-- Begin SUPPLIED ENTRIES --

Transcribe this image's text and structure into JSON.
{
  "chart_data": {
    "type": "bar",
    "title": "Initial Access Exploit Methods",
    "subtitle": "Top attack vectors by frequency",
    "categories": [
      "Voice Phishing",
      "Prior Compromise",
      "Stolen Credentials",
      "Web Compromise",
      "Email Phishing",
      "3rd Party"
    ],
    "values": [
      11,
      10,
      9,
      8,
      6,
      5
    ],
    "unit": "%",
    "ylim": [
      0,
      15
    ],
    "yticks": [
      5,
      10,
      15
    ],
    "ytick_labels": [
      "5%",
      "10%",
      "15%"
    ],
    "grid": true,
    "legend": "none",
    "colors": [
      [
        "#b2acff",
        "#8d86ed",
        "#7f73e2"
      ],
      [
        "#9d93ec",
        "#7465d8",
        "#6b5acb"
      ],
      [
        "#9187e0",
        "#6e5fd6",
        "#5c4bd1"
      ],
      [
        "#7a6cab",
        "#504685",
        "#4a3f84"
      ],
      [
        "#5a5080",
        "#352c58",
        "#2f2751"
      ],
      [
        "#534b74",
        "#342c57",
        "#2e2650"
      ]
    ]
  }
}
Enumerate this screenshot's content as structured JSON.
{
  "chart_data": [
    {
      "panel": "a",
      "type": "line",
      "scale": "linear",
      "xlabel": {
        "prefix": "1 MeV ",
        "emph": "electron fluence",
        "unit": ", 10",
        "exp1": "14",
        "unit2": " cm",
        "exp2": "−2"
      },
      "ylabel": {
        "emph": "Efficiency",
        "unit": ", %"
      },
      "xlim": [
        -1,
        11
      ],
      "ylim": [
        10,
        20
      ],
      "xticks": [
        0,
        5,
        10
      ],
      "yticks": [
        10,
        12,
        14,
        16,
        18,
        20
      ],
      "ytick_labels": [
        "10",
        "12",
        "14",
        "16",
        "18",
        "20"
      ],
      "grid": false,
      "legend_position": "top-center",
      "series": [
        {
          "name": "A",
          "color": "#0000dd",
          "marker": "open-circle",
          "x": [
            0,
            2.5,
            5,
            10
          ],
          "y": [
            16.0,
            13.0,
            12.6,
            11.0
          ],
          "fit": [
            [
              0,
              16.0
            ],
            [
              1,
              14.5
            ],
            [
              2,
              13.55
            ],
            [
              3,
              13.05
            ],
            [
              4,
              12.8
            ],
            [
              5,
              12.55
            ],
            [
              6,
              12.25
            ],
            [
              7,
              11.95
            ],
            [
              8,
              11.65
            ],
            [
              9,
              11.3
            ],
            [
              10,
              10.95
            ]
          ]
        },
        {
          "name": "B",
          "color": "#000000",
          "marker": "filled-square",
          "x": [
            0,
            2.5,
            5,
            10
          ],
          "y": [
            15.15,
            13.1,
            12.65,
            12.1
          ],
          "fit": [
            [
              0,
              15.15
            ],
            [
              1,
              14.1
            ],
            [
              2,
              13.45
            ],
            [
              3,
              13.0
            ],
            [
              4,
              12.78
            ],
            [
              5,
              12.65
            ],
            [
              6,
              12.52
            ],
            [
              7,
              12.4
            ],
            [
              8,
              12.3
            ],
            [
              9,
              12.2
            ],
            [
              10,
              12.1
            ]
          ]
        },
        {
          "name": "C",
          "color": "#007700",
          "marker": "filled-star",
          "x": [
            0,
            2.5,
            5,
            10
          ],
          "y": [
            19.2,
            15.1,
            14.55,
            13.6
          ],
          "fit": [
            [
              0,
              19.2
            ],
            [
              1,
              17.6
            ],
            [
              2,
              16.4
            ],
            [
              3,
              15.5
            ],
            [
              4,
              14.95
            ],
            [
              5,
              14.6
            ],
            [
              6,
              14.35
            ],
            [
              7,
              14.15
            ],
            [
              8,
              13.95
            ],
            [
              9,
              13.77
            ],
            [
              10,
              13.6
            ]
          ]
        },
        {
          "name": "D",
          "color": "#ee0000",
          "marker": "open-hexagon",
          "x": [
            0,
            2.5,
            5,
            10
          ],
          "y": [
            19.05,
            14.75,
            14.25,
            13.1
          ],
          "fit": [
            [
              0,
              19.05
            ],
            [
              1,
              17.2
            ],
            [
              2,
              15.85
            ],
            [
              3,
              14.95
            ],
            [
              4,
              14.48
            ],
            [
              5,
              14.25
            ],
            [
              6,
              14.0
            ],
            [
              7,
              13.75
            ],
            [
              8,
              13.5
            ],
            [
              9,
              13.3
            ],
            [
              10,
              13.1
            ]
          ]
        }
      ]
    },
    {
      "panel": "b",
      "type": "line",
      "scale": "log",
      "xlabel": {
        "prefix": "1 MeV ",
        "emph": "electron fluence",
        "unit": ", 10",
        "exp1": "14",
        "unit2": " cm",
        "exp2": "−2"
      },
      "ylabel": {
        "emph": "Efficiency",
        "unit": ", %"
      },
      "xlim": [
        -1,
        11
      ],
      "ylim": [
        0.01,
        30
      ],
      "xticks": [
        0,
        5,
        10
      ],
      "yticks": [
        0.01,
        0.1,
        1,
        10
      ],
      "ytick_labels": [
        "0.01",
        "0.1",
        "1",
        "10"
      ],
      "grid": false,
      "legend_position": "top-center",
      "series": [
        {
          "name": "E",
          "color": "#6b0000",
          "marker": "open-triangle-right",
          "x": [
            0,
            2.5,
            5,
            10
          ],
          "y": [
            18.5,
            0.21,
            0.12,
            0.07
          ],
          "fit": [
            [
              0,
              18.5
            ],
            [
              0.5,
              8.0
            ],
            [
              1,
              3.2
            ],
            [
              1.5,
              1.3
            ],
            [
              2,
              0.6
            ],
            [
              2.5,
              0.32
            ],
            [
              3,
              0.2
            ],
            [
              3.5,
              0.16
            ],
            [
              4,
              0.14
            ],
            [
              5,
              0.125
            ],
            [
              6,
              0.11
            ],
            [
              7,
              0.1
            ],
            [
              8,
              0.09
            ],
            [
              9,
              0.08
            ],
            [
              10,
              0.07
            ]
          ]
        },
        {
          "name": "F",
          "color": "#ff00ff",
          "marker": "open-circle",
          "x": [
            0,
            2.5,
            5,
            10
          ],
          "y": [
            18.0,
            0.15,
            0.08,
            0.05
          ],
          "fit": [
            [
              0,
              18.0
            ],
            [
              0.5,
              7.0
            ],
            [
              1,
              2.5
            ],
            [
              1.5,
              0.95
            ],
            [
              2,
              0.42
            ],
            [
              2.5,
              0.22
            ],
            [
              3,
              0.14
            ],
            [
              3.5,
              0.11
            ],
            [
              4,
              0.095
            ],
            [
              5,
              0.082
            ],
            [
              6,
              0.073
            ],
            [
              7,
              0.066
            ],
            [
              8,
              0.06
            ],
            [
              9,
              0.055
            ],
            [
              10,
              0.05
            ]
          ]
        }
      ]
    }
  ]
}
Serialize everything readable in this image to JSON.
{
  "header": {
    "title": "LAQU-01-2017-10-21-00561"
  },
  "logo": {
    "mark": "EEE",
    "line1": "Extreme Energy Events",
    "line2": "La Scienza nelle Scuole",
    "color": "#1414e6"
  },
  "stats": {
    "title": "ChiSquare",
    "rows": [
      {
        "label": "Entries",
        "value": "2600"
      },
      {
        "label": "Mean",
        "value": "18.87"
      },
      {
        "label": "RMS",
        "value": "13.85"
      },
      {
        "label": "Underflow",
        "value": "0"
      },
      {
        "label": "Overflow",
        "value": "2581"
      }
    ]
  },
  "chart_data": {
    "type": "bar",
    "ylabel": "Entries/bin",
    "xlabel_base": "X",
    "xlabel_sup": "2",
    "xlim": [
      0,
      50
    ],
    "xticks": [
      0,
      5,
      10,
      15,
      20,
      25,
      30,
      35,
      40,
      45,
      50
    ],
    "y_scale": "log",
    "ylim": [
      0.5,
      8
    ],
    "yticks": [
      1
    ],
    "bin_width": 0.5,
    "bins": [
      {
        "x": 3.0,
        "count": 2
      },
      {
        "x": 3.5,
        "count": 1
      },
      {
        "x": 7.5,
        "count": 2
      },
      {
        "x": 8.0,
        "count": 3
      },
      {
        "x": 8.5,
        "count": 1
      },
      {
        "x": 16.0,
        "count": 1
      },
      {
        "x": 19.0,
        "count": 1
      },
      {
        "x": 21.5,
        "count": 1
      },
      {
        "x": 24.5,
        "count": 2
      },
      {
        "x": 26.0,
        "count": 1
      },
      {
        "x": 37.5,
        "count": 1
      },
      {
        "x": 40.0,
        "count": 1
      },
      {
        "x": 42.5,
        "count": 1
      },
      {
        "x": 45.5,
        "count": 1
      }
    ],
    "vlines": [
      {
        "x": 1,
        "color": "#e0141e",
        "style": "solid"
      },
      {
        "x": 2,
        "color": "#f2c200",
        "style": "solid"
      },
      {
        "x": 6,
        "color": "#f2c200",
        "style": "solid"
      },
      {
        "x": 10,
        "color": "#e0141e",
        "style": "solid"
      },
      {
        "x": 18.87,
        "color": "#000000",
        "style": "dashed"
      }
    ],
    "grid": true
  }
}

-- End SUPPLIED ENTRIES --

### AIM OF THE EXERCISE
List the lines of the entries that include "open".

### RESPONSE BELOW
          "marker": "open-circle",
          "marker": "open-hexagon",
          "marker": "open-triangle-right",
          "marker": "open-circle",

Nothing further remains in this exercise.